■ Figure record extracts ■

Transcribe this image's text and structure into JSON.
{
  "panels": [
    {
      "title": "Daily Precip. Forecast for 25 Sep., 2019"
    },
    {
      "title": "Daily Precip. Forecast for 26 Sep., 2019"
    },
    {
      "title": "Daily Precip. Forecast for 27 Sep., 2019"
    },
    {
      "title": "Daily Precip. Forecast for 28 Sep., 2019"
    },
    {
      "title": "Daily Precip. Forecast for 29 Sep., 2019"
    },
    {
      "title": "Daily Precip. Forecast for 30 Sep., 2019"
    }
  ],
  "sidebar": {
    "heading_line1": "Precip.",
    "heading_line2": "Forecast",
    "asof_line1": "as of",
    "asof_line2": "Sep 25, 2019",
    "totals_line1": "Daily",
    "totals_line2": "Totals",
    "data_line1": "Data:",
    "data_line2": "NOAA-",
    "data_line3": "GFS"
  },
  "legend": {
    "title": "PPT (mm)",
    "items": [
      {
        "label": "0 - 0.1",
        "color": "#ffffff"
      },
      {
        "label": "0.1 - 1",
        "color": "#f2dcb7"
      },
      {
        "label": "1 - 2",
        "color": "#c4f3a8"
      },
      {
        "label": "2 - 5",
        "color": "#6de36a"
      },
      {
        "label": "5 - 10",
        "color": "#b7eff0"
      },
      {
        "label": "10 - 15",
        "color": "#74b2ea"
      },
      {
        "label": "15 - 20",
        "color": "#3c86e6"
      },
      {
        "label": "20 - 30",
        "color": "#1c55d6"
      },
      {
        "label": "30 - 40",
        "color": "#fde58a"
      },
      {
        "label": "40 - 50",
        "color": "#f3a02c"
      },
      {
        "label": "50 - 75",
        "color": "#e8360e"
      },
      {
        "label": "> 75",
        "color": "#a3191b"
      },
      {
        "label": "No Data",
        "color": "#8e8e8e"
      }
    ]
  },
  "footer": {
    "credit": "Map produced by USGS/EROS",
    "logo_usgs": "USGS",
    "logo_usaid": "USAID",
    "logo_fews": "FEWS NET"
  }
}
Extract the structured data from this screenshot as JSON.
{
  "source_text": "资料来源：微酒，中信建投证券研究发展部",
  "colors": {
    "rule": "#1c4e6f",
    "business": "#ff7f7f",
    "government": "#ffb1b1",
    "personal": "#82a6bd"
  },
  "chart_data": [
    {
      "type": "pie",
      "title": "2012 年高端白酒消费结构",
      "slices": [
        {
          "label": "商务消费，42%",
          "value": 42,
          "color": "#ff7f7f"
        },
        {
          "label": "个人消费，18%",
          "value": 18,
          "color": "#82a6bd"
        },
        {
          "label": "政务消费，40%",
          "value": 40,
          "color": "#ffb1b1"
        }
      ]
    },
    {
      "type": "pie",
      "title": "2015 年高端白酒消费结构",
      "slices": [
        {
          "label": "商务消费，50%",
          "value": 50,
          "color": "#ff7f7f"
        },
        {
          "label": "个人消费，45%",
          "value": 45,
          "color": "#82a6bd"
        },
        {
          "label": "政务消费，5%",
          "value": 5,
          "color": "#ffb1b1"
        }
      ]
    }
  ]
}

■ Task requirements ■
Gather each line of the listing containing the word "JSON" and show it.

■ Complete response ■
Transcribe this image's text and structure into JSON.
Extract the structured data from this screenshot as JSON.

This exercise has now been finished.